Records from a data collection
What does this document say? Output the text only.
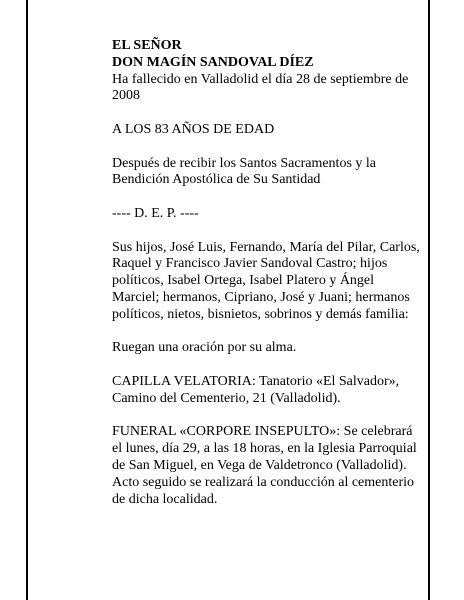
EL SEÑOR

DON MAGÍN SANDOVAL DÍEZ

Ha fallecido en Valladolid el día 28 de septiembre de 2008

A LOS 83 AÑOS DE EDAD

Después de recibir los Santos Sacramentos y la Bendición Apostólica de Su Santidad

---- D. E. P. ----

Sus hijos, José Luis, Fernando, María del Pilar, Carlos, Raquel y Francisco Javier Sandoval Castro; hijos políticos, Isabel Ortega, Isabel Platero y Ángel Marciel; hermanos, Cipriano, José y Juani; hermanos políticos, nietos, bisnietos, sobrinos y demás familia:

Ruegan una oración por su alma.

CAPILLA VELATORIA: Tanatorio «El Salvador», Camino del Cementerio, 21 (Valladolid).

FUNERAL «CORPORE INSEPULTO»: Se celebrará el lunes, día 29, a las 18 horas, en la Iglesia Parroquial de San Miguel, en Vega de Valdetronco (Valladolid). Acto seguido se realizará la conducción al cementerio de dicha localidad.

--

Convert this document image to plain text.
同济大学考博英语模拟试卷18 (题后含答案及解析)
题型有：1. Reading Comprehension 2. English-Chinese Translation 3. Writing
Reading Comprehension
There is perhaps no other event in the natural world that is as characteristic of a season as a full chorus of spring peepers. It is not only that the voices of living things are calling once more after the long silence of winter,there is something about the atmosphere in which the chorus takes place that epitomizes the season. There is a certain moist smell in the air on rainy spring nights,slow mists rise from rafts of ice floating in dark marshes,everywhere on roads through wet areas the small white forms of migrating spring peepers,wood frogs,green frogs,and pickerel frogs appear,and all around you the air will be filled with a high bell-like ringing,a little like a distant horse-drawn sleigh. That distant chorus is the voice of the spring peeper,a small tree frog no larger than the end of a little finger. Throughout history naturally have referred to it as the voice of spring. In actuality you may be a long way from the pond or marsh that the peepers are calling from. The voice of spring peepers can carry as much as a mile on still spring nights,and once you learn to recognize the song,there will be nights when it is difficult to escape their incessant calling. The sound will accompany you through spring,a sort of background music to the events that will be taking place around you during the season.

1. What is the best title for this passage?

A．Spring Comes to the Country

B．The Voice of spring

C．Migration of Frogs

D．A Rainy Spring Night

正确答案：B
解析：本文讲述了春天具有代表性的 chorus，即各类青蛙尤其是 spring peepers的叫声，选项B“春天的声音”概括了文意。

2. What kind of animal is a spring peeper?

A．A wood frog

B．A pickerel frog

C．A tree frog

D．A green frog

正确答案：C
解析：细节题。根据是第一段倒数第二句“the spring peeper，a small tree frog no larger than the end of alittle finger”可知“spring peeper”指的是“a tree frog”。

* INSTRUCTIONS TO FOLLOW
Copy each line in the data that holds the word "text".

* FULL SOLUTION
What does this document say? Output the text only.
Convert this document image to plain text.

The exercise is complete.